**Supplied data**.
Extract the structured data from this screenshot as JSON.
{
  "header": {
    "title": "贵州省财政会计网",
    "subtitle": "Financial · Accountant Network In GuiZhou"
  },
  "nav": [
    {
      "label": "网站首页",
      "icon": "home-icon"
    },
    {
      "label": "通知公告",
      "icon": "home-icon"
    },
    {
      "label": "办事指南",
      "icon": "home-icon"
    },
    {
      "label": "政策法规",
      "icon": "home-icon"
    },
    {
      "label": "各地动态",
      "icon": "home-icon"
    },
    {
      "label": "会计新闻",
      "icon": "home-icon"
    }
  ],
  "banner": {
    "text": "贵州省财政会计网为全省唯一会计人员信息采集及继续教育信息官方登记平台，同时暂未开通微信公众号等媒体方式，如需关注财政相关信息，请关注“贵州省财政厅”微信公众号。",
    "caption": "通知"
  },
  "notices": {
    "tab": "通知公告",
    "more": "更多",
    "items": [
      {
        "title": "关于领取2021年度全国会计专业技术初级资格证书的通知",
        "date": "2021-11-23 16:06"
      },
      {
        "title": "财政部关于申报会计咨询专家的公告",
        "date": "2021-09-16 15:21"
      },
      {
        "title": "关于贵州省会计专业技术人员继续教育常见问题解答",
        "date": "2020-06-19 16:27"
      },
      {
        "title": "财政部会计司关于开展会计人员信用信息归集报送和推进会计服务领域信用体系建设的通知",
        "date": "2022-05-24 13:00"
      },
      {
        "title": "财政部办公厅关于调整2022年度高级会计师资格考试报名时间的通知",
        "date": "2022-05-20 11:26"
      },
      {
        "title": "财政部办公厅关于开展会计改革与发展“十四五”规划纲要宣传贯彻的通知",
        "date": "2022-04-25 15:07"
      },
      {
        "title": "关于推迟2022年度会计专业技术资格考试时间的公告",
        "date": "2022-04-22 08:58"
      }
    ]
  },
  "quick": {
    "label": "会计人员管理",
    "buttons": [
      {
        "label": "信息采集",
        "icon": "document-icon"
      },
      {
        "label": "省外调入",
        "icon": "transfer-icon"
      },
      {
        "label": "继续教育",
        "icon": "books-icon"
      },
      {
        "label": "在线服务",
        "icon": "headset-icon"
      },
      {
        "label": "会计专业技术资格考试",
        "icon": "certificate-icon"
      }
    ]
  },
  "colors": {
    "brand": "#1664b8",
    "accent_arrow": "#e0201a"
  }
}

**What the task asks**. Reproduce every record above exactly as it appears.

**Task answer**.
Extract the structured data from this screenshot as JSON.
{
  "header": {
    "title": "贵州省财政会计网",
    "subtitle": "Financial · Accountant Network In GuiZhou"
  },
  "nav": [
    {
      "label": "网站首页",
      "icon": "home-icon"
    },
    {
      "label": "通知公告",
      "icon": "home-icon"
    },
    {
      "label": "办事指南",
      "icon": "home-icon"
    },
    {
      "label": "政策法规",
      "icon": "home-icon"
    },
    {
      "label": "各地动态",
      "icon": "home-icon"
    },
    {
      "label": "会计新闻",
      "icon": "home-icon"
    }
  ],
  "banner": {
    "text": "贵州省财政会计网为全省唯一会计人员信息采集及继续教育信息官方登记平台，同时暂未开通微信公众号等媒体方式，如需关注财政相关信息，请关注“贵州省财政厅”微信公众号。",
    "caption": "通知"
  },
  "notices": {
    "tab": "通知公告",
    "more": "更多",
    "items": [
      {
        "title": "关于领取2021年度全国会计专业技术初级资格证书的通知",
        "date": "2021-11-23 16:06"
      },
      {
        "title": "财政部关于申报会计咨询专家的公告",
        "date": "2021-09-16 15:21"
      },
      {
        "title": "关于贵州省会计专业技术人员继续教育常见问题解答",
        "date": "2020-06-19 16:27"
      },
      {
        "title": "财政部会计司关于开展会计人员信用信息归集报送和推进会计服务领域信用体系建设的通知",
        "date": "2022-05-24 13:00"
      },
      {
        "title": "财政部办公厅关于调整2022年度高级会计师资格考试报名时间的通知",
        "date": "2022-05-20 11:26"
      },
      {
        "title": "财政部办公厅关于开展会计改革与发展“十四五”规划纲要宣传贯彻的通知",
        "date": "2022-04-25 15:07"
      },
      {
        "title": "关于推迟2022年度会计专业技术资格考试时间的公告",
        "date": "2022-04-22 08:58"
      }
    ]
  },
  "quick": {
    "label": "会计人员管理",
    "buttons": [
      {
        "label": "信息采集",
        "icon": "document-icon"
      },
      {
        "label": "省外调入",
        "icon": "transfer-icon"
      },
      {
        "label": "继续教育",
        "icon": "books-icon"
      },
      {
        "label": "在线服务",
        "icon": "headset-icon"
      },
      {
        "label": "会计专业技术资格考试",
        "icon": "certificate-icon"
      }
    ]
  },
  "colors": {
    "brand": "#1664b8",
    "accent_arrow": "#e0201a"
  }
}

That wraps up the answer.